# [PROBLEM TO WORK ON]
Search the records for the word "page" and pick out every line that has it.

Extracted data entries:

** Start **

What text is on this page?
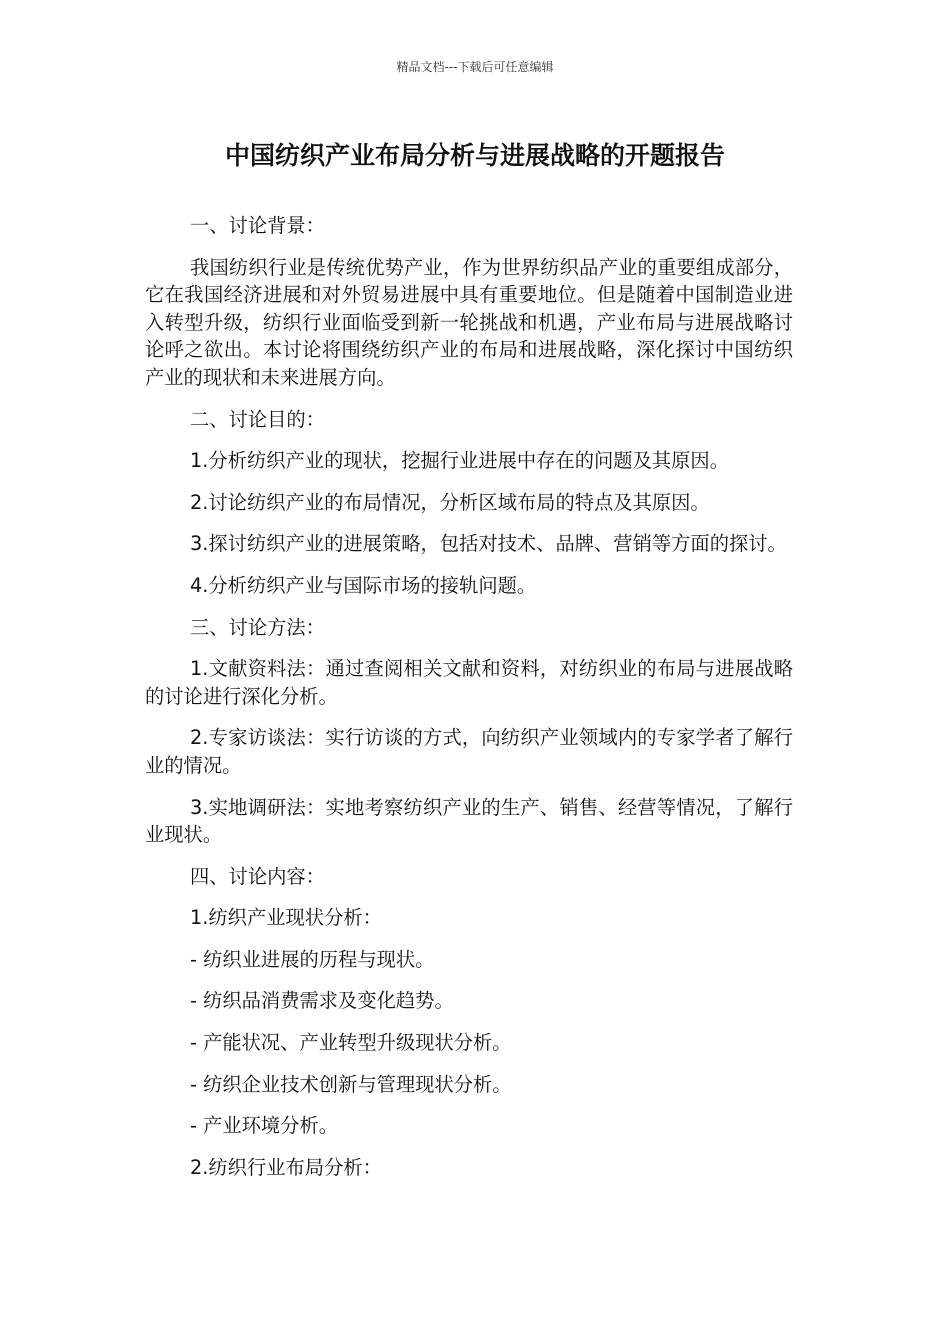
精品文档---下载后可任意编辑
中国纺织产业布局分析与进展战略的开题报告

一、讨论背景：

我国纺织行业是传统优势产业，作为世界纺织品产业的重要组成部分，它在我国经济进展和对外贸易进展中具有重要地位。但是随着中国制造业进入转型升级，纺织行业面临受到新一轮挑战和机遇，产业布局与进展战略讨论呼之欲出。本讨论将围绕纺织产业的布局和进展战略，深化探讨中国纺织产业的现状和未来进展方向。

二、讨论目的：

1.分析纺织产业的现状，挖掘行业进展中存在的问题及其原因。

2.讨论纺织产业的布局情况，分析区域布局的特点及其原因。

3.探讨纺织产业的进展策略，包括对技术、品牌、营销等方面的探讨。

4.分析纺织产业与国际市场的接轨问题。

三、讨论方法：

1.文献资料法：通过查阅相关文献和资料，对纺织业的布局与进展战略的讨论进行深化分析。

2.专家访谈法：实行访谈的方式，向纺织产业领域内的专家学者了解行业的情况。

3.实地调研法：实地考察纺织产业的生产、销售、经营等情况，了解行业现状。

四、讨论内容：

1.纺织产业现状分析：

- 纺织业进展的历程与现状。

- 纺织品消费需求及变化趋势。

- 产能状况、产业转型升级现状分析。

- 纺织企业技术创新与管理现状分析。

- 产业环境分析。

2.纺织行业布局分析：
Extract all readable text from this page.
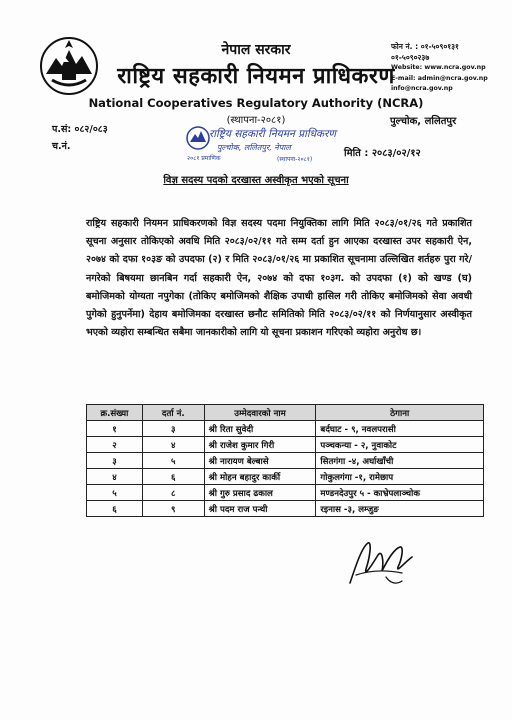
नेपाल सरकार
राष्ट्रिय सहकारी नियमन प्राधिकरण
National Cooperatives Regulatory Authority (NCRA)
(स्थापना-२०८१)
फोन नं. : ०१-५०९०१३१
०१-५०९०२३७
Website: www.ncra.gov.np
E-mail: admin@ncra.gov.np
info@ncra.gov.np
प.सं: ०८२/०८३
च.नं.
पुल्चोक, ललितपुर
मिति : २०८३/०२/१२
राष्ट्रिय सहकारी नियमन प्राधिकरण
पुल्चोक, ललितपुर, नेपाल
२०८१ प्रमाणिक	(स्थापना-२०८१)
विज्ञ सदस्य पदको दरखास्त अस्वीकृत भएको सूचना
राष्ट्रिय सहकारी नियमन प्राधिकरणको विज्ञ सदस्य पदमा नियुक्तिका लागि मिति २०८३/०१/२६ गते प्रकाशित सूचना अनुसार तोकिएको अवधि मिति २०८३/०२/११ गते सम्म दर्ता हुन आएका दरखास्त उपर सहकारी ऐन, २०७४ को दफा १०३ङ को उपदफा (२) र मिति २०८३/०१/२६ मा प्रकाशित सूचनामा उल्लिखित शर्तहरु पुरा गरे/नगरेको बिषयमा छानबिन गर्दा सहकारी ऐन, २०७४ को दफा १०३ग. को उपदफा (१) को खण्ड (घ) बमोजिमको योग्यता नपुगेका (तोकिए बमोजिमको शैक्षिक उपाधी हासिल गरी तोकिए बमोजिमको सेवा अवधी पुगेको हुनुपर्नेमा) देहाय बमोजिमका दरखास्त छनौट समितिको मिति २०८३/०२/११ को निर्णयानुसार अस्वीकृत भएको व्यहोरा सम्बन्धित सबैमा जानकारीको लागि यो सूचना प्रकाशन गरिएको व्यहोरा अनुरोध छ।
क्र.संख्या	दर्ता नं.	उम्मेदवारको नाम	ठेगाना
१	३	श्री रिता सुवेदी	बर्दघाट - ९, नवलपरासी
२	४	श्री राजेश कुमार गिरी	पञ्चकन्या - २, नुवाकोट
३	५	श्री नारायण बेल्बासे	सितगंगा -४, अर्घाखाँची
४	६	श्री मोहन बहादुर कार्की	गोकुलगंगा -१, रामेछाप
५	८	श्री गुरु प्रसाद ढकाल	मण्डनदेउपुर ५ - काभ्रेपलाञ्चोक
६	९	श्री पदम राज पन्थी	रइनास -३, लम्जुङ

** End **

# [RESULT BELOW]
What text is on this page?
Extract all readable text from this page.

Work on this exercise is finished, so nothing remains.